= GIVEN PROBLEM =
Extract every entry word for word. Skip the pictures.

Records from a collection
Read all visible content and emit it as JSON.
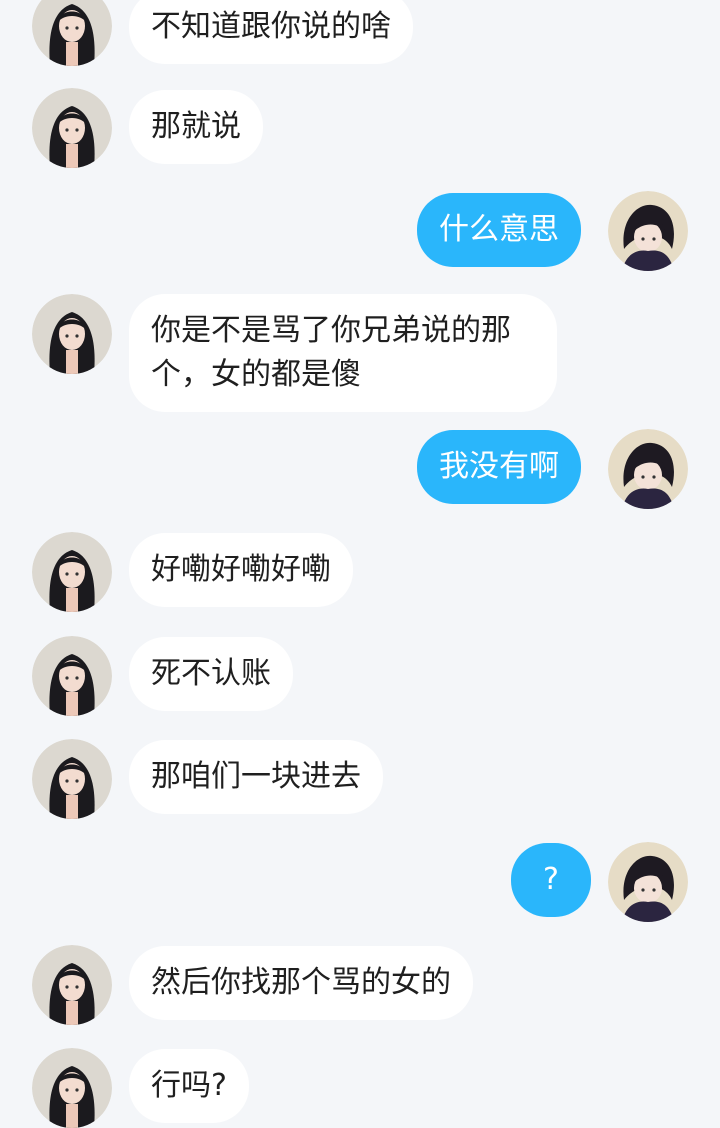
{
  "theme": {
    "background": "#f4f6f9",
    "incoming_bubble": "#ffffff",
    "outgoing_bubble": "#2ab6fb",
    "incoming_text": "#1f1f1f",
    "outgoing_text": "#ffffff"
  },
  "avatars": {
    "incoming": "girl-avatar-icon",
    "outgoing": "boy-avatar-icon"
  },
  "messages": [
    {
      "side": "left",
      "text": "不知道跟你说的啥"
    },
    {
      "side": "left",
      "text": "那就说"
    },
    {
      "side": "right",
      "text": "什么意思"
    },
    {
      "side": "left",
      "text": "你是不是骂了你兄弟说的那个，女的都是傻"
    },
    {
      "side": "right",
      "text": "我没有啊"
    },
    {
      "side": "left",
      "text": "好嘞好嘞好嘞"
    },
    {
      "side": "left",
      "text": "死不认账"
    },
    {
      "side": "left",
      "text": "那咱们一块进去"
    },
    {
      "side": "right",
      "text": "?"
    },
    {
      "side": "left",
      "text": "然后你找那个骂的女的"
    },
    {
      "side": "left",
      "text": "行吗?"
    }
  ]
}
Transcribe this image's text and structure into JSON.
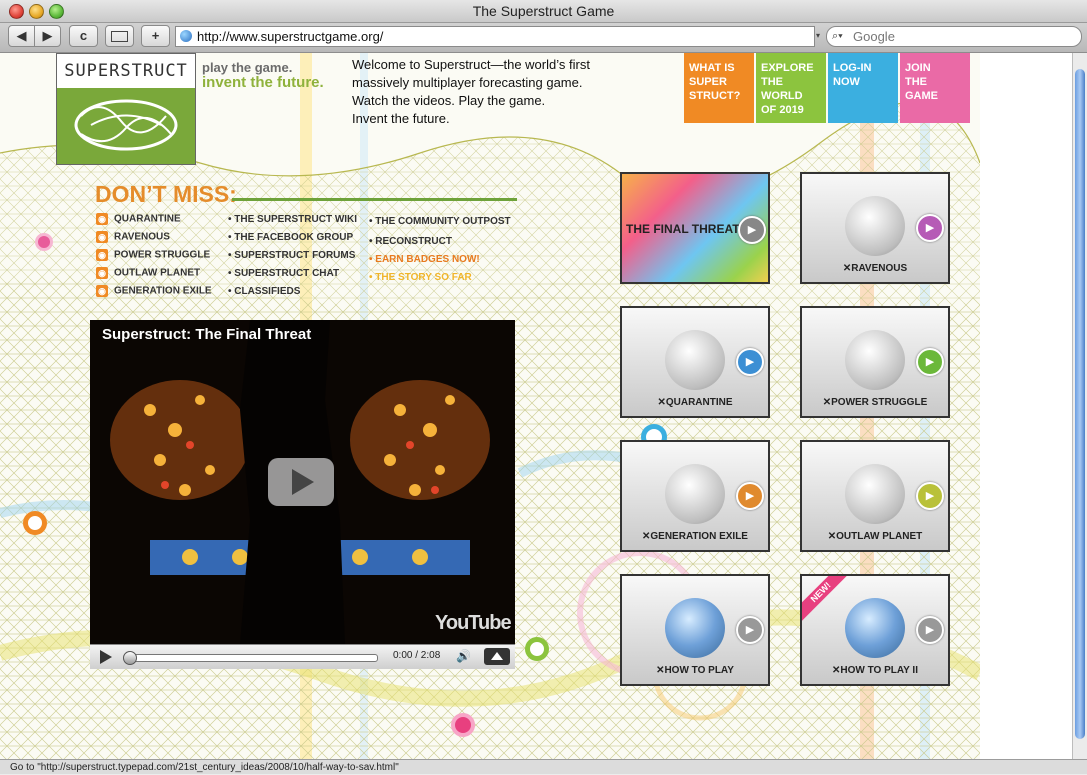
{
  "window": {
    "title": "The Superstruct Game"
  },
  "toolbar": {
    "back_label": "◀",
    "forward_label": "▶",
    "reload_label": "c",
    "add_label": "+",
    "url": "http://www.superstructgame.org/",
    "search_placeholder": "Google"
  },
  "status": {
    "text": "Go to \"http://superstruct.typepad.com/21st_century_ideas/2008/10/half-way-to-sav.html\""
  },
  "site": {
    "logo_text": "SUPERSTRUCT",
    "tagline_1": "play the game.",
    "tagline_2": "invent the future.",
    "intro": [
      "Welcome to Superstruct—the world’s first",
      "massively multiplayer forecasting game.",
      "Watch the videos. Play the game.",
      "Invent the future."
    ],
    "nav": [
      {
        "lines": [
          "WHAT IS",
          "SUPER",
          "STRUCT?"
        ],
        "color": "#f08a24"
      },
      {
        "lines": [
          "EXPLORE",
          "THE WORLD",
          "OF 2019"
        ],
        "color": "#8cc43e"
      },
      {
        "lines": [
          "LOG-IN",
          "NOW"
        ],
        "color": "#3bafe0"
      },
      {
        "lines": [
          "JOIN",
          "THE",
          "GAME"
        ],
        "color": "#ea6aa6"
      }
    ]
  },
  "dont_miss": {
    "heading": "DON’T MISS:",
    "rss_items": [
      "QUARANTINE",
      "RAVENOUS",
      "POWER STRUGGLE",
      "OUTLAW PLANET",
      "GENERATION EXILE"
    ],
    "links_col2": [
      "• THE SUPERSTRUCT WIKI",
      "• THE FACEBOOK GROUP",
      "• SUPERSTRUCT FORUMS",
      "• SUPERSTRUCT CHAT",
      "• CLASSIFIEDS"
    ],
    "links_col3": [
      "• THE COMMUNITY OUTPOST",
      "• RECONSTRUCT"
    ],
    "highlight_links": [
      "• EARN BADGES NOW!",
      "• THE STORY SO FAR"
    ]
  },
  "video": {
    "title": "Superstruct: The Final Threat",
    "time": "0:00 / 2:08",
    "youtube": "YouTube"
  },
  "tiles": [
    {
      "label": "THE FINAL THREAT",
      "play_color": "#888888"
    },
    {
      "label": "✕RAVENOUS",
      "play_color": "#b65bb6"
    },
    {
      "label": "✕QUARANTINE",
      "play_color": "#3c8fd4"
    },
    {
      "label": "✕POWER STRUGGLE",
      "play_color": "#6bb83a"
    },
    {
      "label": "✕GENERATION EXILE",
      "play_color": "#e08a2e"
    },
    {
      "label": "✕OUTLAW PLANET",
      "play_color": "#b9c13a"
    },
    {
      "label": "✕HOW TO PLAY",
      "play_color": "#999999"
    },
    {
      "label": "✕HOW TO PLAY II",
      "play_color": "#999999",
      "badge": "NEW!"
    }
  ]
}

= COMPLETE OUTPUT =
Read all visible content and emit it as JSON.
{
  "theme": {
    "background": "#f4f6f9",
    "incoming_bubble": "#ffffff",
    "outgoing_bubble": "#2ab6fb",
    "incoming_text": "#1f1f1f",
    "outgoing_text": "#ffffff"
  },
  "avatars": {
    "incoming": "girl-avatar-icon",
    "outgoing": "boy-avatar-icon"
  },
  "messages": [
    {
      "side": "left",
      "text": "不知道跟你说的啥"
    },
    {
      "side": "left",
      "text": "那就说"
    },
    {
      "side": "right",
      "text": "什么意思"
    },
    {
      "side": "left",
      "text": "你是不是骂了你兄弟说的那个，女的都是傻"
    },
    {
      "side": "right",
      "text": "我没有啊"
    },
    {
      "side": "left",
      "text": "好嘞好嘞好嘞"
    },
    {
      "side": "left",
      "text": "死不认账"
    },
    {
      "side": "left",
      "text": "那咱们一块进去"
    },
    {
      "side": "right",
      "text": "?"
    },
    {
      "side": "left",
      "text": "然后你找那个骂的女的"
    },
    {
      "side": "left",
      "text": "行吗?"
    }
  ]
}
Transcribe this image's text and structure into JSON.
{
  "window": {
    "title": "The Superstruct Game"
  },
  "toolbar": {
    "back_label": "◀",
    "forward_label": "▶",
    "reload_label": "c",
    "add_label": "+",
    "url": "http://www.superstructgame.org/",
    "search_placeholder": "Google"
  },
  "status": {
    "text": "Go to \"http://superstruct.typepad.com/21st_century_ideas/2008/10/half-way-to-sav.html\""
  },
  "site": {
    "logo_text": "SUPERSTRUCT",
    "tagline_1": "play the game.",
    "tagline_2": "invent the future.",
    "intro": [
      "Welcome to Superstruct—the world’s first",
      "massively multiplayer forecasting game.",
      "Watch the videos. Play the game.",
      "Invent the future."
    ],
    "nav": [
      {
        "lines": [
          "WHAT IS",
          "SUPER",
          "STRUCT?"
        ],
        "color": "#f08a24"
      },
      {
        "lines": [
          "EXPLORE",
          "THE WORLD",
          "OF 2019"
        ],
        "color": "#8cc43e"
      },
      {
        "lines": [
          "LOG-IN",
          "NOW"
        ],
        "color": "#3bafe0"
      },
      {
        "lines": [
          "JOIN",
          "THE",
          "GAME"
        ],
        "color": "#ea6aa6"
      }
    ]
  },
  "dont_miss": {
    "heading": "DON’T MISS:",
    "rss_items": [
      "QUARANTINE",
      "RAVENOUS",
      "POWER STRUGGLE",
      "OUTLAW PLANET",
      "GENERATION EXILE"
    ],
    "links_col2": [
      "• THE SUPERSTRUCT WIKI",
      "• THE FACEBOOK GROUP",
      "• SUPERSTRUCT FORUMS",
      "• SUPERSTRUCT CHAT",
      "• CLASSIFIEDS"
    ],
    "links_col3": [
      "• THE COMMUNITY OUTPOST",
      "• RECONSTRUCT"
    ],
    "highlight_links": [
      "• EARN BADGES NOW!",
      "• THE STORY SO FAR"
    ]
  },
  "video": {
    "title": "Superstruct: The Final Threat",
    "time": "0:00 / 2:08",
    "youtube": "YouTube"
  },
  "tiles": [
    {
      "label": "THE FINAL THREAT",
      "play_color": "#888888"
    },
    {
      "label": "✕RAVENOUS",
      "play_color": "#b65bb6"
    },
    {
      "label": "✕QUARANTINE",
      "play_color": "#3c8fd4"
    },
    {
      "label": "✕POWER STRUGGLE",
      "play_color": "#6bb83a"
    },
    {
      "label": "✕GENERATION EXILE",
      "play_color": "#e08a2e"
    },
    {
      "label": "✕OUTLAW PLANET",
      "play_color": "#b9c13a"
    },
    {
      "label": "✕HOW TO PLAY",
      "play_color": "#999999"
    },
    {
      "label": "✕HOW TO PLAY II",
      "play_color": "#999999",
      "badge": "NEW!"
    }
  ]
}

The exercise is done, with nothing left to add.